- _Problem_:
Reproduce every line in the listing that contains the word "name".

- _Saved entries_:

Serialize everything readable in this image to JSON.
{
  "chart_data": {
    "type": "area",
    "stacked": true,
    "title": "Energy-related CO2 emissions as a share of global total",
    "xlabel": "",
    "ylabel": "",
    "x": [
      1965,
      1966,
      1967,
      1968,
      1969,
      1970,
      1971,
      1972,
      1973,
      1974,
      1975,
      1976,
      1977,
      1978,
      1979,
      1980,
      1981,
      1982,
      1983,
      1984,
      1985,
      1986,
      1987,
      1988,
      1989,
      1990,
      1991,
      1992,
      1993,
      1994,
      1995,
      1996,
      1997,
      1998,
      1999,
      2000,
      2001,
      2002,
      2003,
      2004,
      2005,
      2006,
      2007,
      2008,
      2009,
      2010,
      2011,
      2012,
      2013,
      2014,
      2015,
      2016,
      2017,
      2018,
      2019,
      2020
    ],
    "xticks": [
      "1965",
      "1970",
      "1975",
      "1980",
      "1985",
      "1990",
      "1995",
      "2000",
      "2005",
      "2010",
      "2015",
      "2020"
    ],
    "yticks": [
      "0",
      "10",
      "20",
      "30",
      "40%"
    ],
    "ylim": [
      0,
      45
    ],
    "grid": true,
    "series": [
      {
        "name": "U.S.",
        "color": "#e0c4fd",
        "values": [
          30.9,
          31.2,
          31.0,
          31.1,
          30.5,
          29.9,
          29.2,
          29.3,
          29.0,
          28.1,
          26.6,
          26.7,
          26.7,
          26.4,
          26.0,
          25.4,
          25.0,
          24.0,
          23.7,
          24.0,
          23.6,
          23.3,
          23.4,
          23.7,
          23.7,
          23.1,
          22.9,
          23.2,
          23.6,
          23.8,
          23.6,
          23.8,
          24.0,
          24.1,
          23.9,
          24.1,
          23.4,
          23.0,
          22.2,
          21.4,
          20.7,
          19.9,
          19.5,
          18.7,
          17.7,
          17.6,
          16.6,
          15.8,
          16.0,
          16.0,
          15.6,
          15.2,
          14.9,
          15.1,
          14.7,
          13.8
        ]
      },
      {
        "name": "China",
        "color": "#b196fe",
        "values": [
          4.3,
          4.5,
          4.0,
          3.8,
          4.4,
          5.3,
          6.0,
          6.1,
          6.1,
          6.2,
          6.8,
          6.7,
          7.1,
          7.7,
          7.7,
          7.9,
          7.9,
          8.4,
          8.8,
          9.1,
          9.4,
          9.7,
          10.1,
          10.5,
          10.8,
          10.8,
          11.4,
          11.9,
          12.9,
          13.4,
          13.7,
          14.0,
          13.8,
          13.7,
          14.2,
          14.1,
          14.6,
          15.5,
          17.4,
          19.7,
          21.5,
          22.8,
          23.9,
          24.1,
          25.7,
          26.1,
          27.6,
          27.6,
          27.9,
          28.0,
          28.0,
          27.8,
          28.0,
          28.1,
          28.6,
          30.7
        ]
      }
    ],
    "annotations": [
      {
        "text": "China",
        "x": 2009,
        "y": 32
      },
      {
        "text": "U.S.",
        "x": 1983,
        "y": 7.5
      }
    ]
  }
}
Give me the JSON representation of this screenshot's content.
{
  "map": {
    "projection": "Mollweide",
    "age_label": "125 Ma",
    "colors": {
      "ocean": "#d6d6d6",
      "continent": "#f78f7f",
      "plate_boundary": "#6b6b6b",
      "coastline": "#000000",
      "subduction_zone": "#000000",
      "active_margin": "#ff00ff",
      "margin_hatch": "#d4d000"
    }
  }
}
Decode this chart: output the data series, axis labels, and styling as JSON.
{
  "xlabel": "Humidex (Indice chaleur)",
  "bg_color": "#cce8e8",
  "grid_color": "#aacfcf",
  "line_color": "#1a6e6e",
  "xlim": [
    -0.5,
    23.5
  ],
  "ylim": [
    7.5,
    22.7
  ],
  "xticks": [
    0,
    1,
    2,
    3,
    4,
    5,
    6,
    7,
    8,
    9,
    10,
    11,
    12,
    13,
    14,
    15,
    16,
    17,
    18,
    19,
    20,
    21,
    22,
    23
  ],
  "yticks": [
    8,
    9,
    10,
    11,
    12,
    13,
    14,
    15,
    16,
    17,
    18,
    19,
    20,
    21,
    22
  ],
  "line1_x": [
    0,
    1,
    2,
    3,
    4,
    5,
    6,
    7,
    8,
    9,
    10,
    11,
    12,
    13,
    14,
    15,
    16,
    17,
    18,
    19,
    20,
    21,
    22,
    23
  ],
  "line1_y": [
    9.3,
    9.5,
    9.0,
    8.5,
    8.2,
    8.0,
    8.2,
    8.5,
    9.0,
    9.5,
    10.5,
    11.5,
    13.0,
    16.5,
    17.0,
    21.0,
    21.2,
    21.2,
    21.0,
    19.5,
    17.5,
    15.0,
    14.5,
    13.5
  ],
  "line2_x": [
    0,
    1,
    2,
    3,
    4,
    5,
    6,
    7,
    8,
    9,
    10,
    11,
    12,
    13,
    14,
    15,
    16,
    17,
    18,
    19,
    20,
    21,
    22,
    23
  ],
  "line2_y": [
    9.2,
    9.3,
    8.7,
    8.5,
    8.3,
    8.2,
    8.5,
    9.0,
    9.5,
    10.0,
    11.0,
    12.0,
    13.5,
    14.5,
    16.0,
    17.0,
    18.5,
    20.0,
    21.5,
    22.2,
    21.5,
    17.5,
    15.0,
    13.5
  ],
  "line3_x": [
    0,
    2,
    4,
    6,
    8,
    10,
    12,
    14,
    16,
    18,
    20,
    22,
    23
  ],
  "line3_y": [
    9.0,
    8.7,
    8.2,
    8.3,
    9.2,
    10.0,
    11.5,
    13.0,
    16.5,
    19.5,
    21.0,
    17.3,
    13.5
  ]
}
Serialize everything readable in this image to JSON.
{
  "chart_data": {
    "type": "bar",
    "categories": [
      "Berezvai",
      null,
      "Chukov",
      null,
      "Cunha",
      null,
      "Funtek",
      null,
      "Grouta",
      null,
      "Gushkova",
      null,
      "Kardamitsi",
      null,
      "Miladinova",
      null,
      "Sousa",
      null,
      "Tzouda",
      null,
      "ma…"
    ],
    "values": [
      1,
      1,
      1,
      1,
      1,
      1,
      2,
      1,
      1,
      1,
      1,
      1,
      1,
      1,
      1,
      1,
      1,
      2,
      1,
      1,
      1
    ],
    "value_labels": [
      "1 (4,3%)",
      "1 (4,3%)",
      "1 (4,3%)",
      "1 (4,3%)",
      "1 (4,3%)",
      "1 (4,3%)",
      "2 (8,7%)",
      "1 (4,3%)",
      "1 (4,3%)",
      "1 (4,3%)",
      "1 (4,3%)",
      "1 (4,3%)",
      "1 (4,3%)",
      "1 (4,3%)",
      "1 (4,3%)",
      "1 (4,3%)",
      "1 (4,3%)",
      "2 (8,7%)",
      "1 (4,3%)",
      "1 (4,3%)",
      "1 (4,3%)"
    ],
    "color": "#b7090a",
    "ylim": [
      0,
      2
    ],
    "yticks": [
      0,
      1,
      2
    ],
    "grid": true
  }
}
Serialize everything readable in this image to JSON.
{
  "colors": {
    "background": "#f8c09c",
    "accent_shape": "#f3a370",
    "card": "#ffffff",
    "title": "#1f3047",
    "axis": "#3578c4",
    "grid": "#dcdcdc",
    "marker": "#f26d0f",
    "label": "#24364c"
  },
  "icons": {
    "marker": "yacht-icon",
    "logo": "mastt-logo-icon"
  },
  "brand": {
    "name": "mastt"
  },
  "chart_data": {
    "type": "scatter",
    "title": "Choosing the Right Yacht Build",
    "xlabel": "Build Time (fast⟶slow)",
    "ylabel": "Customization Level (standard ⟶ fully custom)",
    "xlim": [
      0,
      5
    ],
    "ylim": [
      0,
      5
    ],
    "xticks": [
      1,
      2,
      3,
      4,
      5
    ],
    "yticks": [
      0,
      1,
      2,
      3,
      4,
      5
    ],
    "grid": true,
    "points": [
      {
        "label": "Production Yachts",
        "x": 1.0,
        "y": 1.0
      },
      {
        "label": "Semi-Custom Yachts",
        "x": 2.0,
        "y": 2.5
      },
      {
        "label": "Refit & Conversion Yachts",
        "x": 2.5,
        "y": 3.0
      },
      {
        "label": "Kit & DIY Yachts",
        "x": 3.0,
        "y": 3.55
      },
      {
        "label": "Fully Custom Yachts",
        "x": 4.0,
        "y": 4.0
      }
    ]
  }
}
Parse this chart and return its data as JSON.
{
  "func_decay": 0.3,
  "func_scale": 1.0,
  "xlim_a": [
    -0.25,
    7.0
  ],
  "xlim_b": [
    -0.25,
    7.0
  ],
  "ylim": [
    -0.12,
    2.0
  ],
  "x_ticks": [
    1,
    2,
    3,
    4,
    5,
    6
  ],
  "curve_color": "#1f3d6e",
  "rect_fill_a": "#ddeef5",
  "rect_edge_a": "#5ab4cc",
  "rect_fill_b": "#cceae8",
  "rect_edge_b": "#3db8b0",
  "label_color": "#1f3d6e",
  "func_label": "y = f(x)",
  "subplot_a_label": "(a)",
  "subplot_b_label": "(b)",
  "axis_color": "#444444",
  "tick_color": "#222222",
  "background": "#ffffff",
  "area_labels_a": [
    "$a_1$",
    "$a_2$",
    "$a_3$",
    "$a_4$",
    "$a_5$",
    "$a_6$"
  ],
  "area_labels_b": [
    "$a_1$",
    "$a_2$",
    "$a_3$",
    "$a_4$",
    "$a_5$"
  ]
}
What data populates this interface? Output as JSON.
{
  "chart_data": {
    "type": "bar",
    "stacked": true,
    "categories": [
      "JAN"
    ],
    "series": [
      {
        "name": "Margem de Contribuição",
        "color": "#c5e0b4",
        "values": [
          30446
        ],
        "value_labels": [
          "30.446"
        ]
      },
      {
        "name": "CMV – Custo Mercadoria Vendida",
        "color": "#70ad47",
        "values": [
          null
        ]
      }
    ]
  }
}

- _Expected output_:
        "name": "U.S.",
        "name": "China",
    "name": "mastt"
        "name": "Margem de Contribuição",
        "name": "CMV – Custo Mercadoria Vendida",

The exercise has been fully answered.